◆ What this task involves ◆
Copy out the listing exactly.

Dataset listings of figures
^^^^^^^^

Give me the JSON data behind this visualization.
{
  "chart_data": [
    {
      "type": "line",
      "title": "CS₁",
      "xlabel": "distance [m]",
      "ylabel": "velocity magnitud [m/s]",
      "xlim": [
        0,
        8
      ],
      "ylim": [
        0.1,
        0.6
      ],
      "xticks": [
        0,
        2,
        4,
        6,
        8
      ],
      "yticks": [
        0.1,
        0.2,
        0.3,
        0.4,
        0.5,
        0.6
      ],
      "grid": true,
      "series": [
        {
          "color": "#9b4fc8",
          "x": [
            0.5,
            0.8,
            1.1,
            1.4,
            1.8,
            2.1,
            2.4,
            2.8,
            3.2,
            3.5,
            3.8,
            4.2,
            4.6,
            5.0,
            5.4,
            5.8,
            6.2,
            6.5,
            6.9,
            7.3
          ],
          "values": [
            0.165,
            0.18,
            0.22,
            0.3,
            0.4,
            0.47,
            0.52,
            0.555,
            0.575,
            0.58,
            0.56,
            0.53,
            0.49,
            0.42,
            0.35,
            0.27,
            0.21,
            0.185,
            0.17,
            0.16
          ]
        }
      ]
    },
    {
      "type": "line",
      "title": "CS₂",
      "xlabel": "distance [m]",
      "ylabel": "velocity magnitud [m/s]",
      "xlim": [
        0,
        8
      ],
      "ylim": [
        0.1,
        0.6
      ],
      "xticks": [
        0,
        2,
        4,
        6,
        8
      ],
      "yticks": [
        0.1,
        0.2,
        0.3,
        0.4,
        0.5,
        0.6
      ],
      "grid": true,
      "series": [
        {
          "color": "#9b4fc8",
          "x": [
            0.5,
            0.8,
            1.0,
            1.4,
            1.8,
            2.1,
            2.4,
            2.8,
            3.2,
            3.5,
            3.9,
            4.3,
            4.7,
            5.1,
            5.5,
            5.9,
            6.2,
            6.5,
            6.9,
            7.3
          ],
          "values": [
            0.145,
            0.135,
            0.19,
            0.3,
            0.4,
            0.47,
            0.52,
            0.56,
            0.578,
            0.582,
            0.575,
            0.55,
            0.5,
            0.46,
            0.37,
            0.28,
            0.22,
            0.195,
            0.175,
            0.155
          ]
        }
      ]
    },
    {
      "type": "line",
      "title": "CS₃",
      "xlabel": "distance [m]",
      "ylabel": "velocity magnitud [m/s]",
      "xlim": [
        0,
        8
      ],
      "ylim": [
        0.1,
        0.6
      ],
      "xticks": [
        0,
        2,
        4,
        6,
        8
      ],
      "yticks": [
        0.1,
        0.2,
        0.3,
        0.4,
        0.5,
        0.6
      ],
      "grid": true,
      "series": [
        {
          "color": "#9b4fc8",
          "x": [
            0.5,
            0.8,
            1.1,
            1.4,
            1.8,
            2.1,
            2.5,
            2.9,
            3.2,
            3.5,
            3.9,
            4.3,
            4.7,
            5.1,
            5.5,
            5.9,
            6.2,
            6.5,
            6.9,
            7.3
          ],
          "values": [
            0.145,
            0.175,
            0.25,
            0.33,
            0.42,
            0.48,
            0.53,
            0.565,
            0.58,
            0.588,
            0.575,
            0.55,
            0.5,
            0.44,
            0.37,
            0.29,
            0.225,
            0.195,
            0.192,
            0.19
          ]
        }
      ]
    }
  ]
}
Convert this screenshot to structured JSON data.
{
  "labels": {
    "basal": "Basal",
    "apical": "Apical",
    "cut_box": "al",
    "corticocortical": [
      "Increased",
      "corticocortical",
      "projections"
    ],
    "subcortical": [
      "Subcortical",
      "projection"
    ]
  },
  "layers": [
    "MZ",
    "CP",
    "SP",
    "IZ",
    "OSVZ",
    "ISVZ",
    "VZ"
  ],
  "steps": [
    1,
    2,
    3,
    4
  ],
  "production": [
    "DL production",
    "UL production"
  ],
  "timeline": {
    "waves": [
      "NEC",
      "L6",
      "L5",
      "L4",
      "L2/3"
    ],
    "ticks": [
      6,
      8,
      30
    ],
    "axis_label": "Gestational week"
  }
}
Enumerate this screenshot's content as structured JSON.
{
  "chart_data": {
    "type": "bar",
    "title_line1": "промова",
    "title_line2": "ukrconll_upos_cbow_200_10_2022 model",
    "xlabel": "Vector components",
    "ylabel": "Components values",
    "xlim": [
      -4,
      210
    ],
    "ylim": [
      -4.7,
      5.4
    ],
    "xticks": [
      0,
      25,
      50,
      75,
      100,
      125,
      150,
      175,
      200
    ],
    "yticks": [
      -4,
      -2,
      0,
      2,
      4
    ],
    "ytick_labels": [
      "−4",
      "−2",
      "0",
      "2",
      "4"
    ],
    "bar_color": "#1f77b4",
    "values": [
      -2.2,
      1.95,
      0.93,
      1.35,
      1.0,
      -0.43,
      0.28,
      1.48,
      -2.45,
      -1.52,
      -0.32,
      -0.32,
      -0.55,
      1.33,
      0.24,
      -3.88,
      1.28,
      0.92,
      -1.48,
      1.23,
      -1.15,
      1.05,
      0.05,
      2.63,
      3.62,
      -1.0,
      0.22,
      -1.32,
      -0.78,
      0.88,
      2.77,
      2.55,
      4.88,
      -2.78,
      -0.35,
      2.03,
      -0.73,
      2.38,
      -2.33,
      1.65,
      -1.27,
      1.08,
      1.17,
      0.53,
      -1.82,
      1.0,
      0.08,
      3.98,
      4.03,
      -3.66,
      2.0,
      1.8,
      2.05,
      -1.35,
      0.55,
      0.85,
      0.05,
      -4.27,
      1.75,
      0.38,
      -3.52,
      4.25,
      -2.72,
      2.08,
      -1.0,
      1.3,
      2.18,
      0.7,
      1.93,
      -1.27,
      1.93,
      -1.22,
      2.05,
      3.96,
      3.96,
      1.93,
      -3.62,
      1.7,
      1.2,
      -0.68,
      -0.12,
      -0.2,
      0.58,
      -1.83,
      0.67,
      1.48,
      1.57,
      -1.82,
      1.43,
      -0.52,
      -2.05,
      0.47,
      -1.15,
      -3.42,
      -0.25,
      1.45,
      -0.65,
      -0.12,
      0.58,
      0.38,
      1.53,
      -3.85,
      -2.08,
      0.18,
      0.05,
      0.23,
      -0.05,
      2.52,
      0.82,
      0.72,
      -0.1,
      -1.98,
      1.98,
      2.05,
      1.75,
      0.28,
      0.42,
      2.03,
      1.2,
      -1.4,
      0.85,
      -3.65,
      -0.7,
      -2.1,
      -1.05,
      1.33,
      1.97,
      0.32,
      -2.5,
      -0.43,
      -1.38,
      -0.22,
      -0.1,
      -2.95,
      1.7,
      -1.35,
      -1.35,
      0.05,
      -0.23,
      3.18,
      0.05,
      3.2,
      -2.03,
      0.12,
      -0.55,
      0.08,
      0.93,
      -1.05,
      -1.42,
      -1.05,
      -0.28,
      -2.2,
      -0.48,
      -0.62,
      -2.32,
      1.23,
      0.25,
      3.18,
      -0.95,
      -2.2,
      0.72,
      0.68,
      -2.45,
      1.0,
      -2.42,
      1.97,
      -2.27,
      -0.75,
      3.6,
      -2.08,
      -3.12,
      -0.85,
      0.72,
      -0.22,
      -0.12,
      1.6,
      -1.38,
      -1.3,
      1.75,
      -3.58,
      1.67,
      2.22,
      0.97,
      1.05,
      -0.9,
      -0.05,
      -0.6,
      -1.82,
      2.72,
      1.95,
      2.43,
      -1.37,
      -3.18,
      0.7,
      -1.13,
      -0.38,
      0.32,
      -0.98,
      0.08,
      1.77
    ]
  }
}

^^^^^^^^

◆ In response ◆
Give me the JSON data behind this visualization.
{
  "chart_data": [
    {
      "type": "line",
      "title": "CS₁",
      "xlabel": "distance [m]",
      "ylabel": "velocity magnitud [m/s]",
      "xlim": [
        0,
        8
      ],
      "ylim": [
        0.1,
        0.6
      ],
      "xticks": [
        0,
        2,
        4,
        6,
        8
      ],
      "yticks": [
        0.1,
        0.2,
        0.3,
        0.4,
        0.5,
        0.6
      ],
      "grid": true,
      "series": [
        {
          "color": "#9b4fc8",
          "x": [
            0.5,
            0.8,
            1.1,
            1.4,
            1.8,
            2.1,
            2.4,
            2.8,
            3.2,
            3.5,
            3.8,
            4.2,
            4.6,
            5.0,
            5.4,
            5.8,
            6.2,
            6.5,
            6.9,
            7.3
          ],
          "values": [
            0.165,
            0.18,
            0.22,
            0.3,
            0.4,
            0.47,
            0.52,
            0.555,
            0.575,
            0.58,
            0.56,
            0.53,
            0.49,
            0.42,
            0.35,
            0.27,
            0.21,
            0.185,
            0.17,
            0.16
          ]
        }
      ]
    },
    {
      "type": "line",
      "title": "CS₂",
      "xlabel": "distance [m]",
      "ylabel": "velocity magnitud [m/s]",
      "xlim": [
        0,
        8
      ],
      "ylim": [
        0.1,
        0.6
      ],
      "xticks": [
        0,
        2,
        4,
        6,
        8
      ],
      "yticks": [
        0.1,
        0.2,
        0.3,
        0.4,
        0.5,
        0.6
      ],
      "grid": true,
      "series": [
        {
          "color": "#9b4fc8",
          "x": [
            0.5,
            0.8,
            1.0,
            1.4,
            1.8,
            2.1,
            2.4,
            2.8,
            3.2,
            3.5,
            3.9,
            4.3,
            4.7,
            5.1,
            5.5,
            5.9,
            6.2,
            6.5,
            6.9,
            7.3
          ],
          "values": [
            0.145,
            0.135,
            0.19,
            0.3,
            0.4,
            0.47,
            0.52,
            0.56,
            0.578,
            0.582,
            0.575,
            0.55,
            0.5,
            0.46,
            0.37,
            0.28,
            0.22,
            0.195,
            0.175,
            0.155
          ]
        }
      ]
    },
    {
      "type": "line",
      "title": "CS₃",
      "xlabel": "distance [m]",
      "ylabel": "velocity magnitud [m/s]",
      "xlim": [
        0,
        8
      ],
      "ylim": [
        0.1,
        0.6
      ],
      "xticks": [
        0,
        2,
        4,
        6,
        8
      ],
      "yticks": [
        0.1,
        0.2,
        0.3,
        0.4,
        0.5,
        0.6
      ],
      "grid": true,
      "series": [
        {
          "color": "#9b4fc8",
          "x": [
            0.5,
            0.8,
            1.1,
            1.4,
            1.8,
            2.1,
            2.5,
            2.9,
            3.2,
            3.5,
            3.9,
            4.3,
            4.7,
            5.1,
            5.5,
            5.9,
            6.2,
            6.5,
            6.9,
            7.3
          ],
          "values": [
            0.145,
            0.175,
            0.25,
            0.33,
            0.42,
            0.48,
            0.53,
            0.565,
            0.58,
            0.588,
            0.575,
            0.55,
            0.5,
            0.44,
            0.37,
            0.29,
            0.225,
            0.195,
            0.192,
            0.19
          ]
        }
      ]
    }
  ]
}
Convert this screenshot to structured JSON data.
{
  "labels": {
    "basal": "Basal",
    "apical": "Apical",
    "cut_box": "al",
    "corticocortical": [
      "Increased",
      "corticocortical",
      "projections"
    ],
    "subcortical": [
      "Subcortical",
      "projection"
    ]
  },
  "layers": [
    "MZ",
    "CP",
    "SP",
    "IZ",
    "OSVZ",
    "ISVZ",
    "VZ"
  ],
  "steps": [
    1,
    2,
    3,
    4
  ],
  "production": [
    "DL production",
    "UL production"
  ],
  "timeline": {
    "waves": [
      "NEC",
      "L6",
      "L5",
      "L4",
      "L2/3"
    ],
    "ticks": [
      6,
      8,
      30
    ],
    "axis_label": "Gestational week"
  }
}
Enumerate this screenshot's content as structured JSON.
{
  "chart_data": {
    "type": "bar",
    "title_line1": "промова",
    "title_line2": "ukrconll_upos_cbow_200_10_2022 model",
    "xlabel": "Vector components",
    "ylabel": "Components values",
    "xlim": [
      -4,
      210
    ],
    "ylim": [
      -4.7,
      5.4
    ],
    "xticks": [
      0,
      25,
      50,
      75,
      100,
      125,
      150,
      175,
      200
    ],
    "yticks": [
      -4,
      -2,
      0,
      2,
      4
    ],
    "ytick_labels": [
      "−4",
      "−2",
      "0",
      "2",
      "4"
    ],
    "bar_color": "#1f77b4",
    "values": [
      -2.2,
      1.95,
      0.93,
      1.35,
      1.0,
      -0.43,
      0.28,
      1.48,
      -2.45,
      -1.52,
      -0.32,
      -0.32,
      -0.55,
      1.33,
      0.24,
      -3.88,
      1.28,
      0.92,
      -1.48,
      1.23,
      -1.15,
      1.05,
      0.05,
      2.63,
      3.62,
      -1.0,
      0.22,
      -1.32,
      -0.78,
      0.88,
      2.77,
      2.55,
      4.88,
      -2.78,
      -0.35,
      2.03,
      -0.73,
      2.38,
      -2.33,
      1.65,
      -1.27,
      1.08,
      1.17,
      0.53,
      -1.82,
      1.0,
      0.08,
      3.98,
      4.03,
      -3.66,
      2.0,
      1.8,
      2.05,
      -1.35,
      0.55,
      0.85,
      0.05,
      -4.27,
      1.75,
      0.38,
      -3.52,
      4.25,
      -2.72,
      2.08,
      -1.0,
      1.3,
      2.18,
      0.7,
      1.93,
      -1.27,
      1.93,
      -1.22,
      2.05,
      3.96,
      3.96,
      1.93,
      -3.62,
      1.7,
      1.2,
      -0.68,
      -0.12,
      -0.2,
      0.58,
      -1.83,
      0.67,
      1.48,
      1.57,
      -1.82,
      1.43,
      -0.52,
      -2.05,
      0.47,
      -1.15,
      -3.42,
      -0.25,
      1.45,
      -0.65,
      -0.12,
      0.58,
      0.38,
      1.53,
      -3.85,
      -2.08,
      0.18,
      0.05,
      0.23,
      -0.05,
      2.52,
      0.82,
      0.72,
      -0.1,
      -1.98,
      1.98,
      2.05,
      1.75,
      0.28,
      0.42,
      2.03,
      1.2,
      -1.4,
      0.85,
      -3.65,
      -0.7,
      -2.1,
      -1.05,
      1.33,
      1.97,
      0.32,
      -2.5,
      -0.43,
      -1.38,
      -0.22,
      -0.1,
      -2.95,
      1.7,
      -1.35,
      -1.35,
      0.05,
      -0.23,
      3.18,
      0.05,
      3.2,
      -2.03,
      0.12,
      -0.55,
      0.08,
      0.93,
      -1.05,
      -1.42,
      -1.05,
      -0.28,
      -2.2,
      -0.48,
      -0.62,
      -2.32,
      1.23,
      0.25,
      3.18,
      -0.95,
      -2.2,
      0.72,
      0.68,
      -2.45,
      1.0,
      -2.42,
      1.97,
      -2.27,
      -0.75,
      3.6,
      -2.08,
      -3.12,
      -0.85,
      0.72,
      -0.22,
      -0.12,
      1.6,
      -1.38,
      -1.3,
      1.75,
      -3.58,
      1.67,
      2.22,
      0.97,
      1.05,
      -0.9,
      -0.05,
      -0.6,
      -1.82,
      2.72,
      1.95,
      2.43,
      -1.37,
      -3.18,
      0.7,
      -1.13,
      -0.38,
      0.32,
      -0.98,
      0.08,
      1.77
    ]
  }
}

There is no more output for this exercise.